§ YOUR TASK:
Go through the listing beneath this task and return every line that carries the string "Auckland".

§ SOURCE RECORDS:
<<<<

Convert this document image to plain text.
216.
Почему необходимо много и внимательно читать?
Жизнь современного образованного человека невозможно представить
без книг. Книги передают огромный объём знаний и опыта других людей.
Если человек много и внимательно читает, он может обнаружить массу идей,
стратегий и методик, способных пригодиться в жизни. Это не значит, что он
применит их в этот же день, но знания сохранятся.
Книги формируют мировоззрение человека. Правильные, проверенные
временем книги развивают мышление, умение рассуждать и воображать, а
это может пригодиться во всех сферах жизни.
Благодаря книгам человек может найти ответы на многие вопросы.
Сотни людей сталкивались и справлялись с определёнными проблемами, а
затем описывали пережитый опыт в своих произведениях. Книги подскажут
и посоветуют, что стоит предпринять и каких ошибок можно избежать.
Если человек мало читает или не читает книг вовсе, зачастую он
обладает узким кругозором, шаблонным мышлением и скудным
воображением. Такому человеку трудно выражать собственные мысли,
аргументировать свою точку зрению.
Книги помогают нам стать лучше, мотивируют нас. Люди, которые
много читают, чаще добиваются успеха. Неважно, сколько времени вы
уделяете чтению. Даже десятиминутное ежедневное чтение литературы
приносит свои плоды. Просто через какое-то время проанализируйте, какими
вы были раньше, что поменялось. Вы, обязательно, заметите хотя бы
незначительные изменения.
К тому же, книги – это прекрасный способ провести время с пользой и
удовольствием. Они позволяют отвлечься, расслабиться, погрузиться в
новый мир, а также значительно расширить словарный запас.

>>>>
<<<<

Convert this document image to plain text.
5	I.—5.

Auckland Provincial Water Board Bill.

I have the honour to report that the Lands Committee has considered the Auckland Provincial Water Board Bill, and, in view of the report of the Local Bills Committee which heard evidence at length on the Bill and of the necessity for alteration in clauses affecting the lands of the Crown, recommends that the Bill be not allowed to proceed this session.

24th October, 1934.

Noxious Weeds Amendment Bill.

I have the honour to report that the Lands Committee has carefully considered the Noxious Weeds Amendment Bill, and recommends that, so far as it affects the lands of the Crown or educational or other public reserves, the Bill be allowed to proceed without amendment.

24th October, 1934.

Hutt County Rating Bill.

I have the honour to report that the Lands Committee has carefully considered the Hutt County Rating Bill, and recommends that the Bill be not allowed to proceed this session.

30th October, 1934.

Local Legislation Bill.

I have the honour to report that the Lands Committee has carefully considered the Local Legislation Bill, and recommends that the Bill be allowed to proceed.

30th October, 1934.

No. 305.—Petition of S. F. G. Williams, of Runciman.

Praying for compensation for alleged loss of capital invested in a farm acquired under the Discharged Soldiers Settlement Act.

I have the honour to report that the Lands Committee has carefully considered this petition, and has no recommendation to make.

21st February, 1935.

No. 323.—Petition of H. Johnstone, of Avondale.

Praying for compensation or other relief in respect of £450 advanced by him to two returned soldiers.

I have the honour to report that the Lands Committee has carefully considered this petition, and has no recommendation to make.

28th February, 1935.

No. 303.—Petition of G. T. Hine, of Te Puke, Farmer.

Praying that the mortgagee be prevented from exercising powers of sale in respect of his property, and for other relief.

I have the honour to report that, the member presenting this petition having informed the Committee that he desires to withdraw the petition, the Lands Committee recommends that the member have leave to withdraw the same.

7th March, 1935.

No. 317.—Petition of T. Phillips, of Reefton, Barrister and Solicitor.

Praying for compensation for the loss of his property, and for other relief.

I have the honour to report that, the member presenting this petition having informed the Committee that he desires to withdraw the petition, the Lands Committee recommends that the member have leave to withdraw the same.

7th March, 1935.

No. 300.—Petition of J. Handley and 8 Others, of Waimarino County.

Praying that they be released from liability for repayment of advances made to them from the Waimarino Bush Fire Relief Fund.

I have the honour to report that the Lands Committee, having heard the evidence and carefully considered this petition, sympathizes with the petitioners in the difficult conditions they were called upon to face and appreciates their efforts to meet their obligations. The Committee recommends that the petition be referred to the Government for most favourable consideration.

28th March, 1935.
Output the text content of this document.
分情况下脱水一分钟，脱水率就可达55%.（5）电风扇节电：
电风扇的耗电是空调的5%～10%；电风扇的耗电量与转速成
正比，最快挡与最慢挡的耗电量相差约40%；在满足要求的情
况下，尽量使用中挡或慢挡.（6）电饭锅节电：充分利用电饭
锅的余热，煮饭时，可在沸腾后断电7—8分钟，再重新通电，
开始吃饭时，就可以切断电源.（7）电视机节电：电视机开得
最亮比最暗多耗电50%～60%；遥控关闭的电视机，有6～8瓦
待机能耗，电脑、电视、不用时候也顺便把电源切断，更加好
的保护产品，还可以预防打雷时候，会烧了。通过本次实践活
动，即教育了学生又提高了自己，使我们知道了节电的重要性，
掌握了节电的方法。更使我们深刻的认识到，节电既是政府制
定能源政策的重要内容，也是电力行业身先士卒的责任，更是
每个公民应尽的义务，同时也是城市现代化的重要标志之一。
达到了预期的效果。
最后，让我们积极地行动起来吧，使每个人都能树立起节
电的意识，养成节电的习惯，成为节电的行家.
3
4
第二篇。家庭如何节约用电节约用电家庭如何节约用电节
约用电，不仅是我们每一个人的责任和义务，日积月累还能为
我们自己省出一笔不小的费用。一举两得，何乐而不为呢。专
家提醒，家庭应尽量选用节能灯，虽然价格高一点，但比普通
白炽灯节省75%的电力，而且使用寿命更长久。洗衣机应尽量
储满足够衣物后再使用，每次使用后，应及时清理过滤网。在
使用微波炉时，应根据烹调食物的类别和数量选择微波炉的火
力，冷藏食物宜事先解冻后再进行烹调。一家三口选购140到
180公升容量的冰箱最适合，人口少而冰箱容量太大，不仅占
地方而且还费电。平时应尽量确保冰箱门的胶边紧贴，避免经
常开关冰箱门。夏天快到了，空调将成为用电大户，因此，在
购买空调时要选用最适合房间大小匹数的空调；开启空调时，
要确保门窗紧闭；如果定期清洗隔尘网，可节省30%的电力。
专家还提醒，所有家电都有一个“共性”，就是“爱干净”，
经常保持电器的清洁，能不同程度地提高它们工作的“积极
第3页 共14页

>>>>

§ WORKED ANSWER:
Auckland Provincial Water Board Bill.
I have the honour to report that the Lands Committee has considered the Auckland Provincial Water Board Bill, and, in view of the report of the Local Bills Committee which heard evidence at length on the Bill and of the necessity for alteration in clauses affecting the lands of the Crown, recommends that the Bill be not allowed to proceed this session.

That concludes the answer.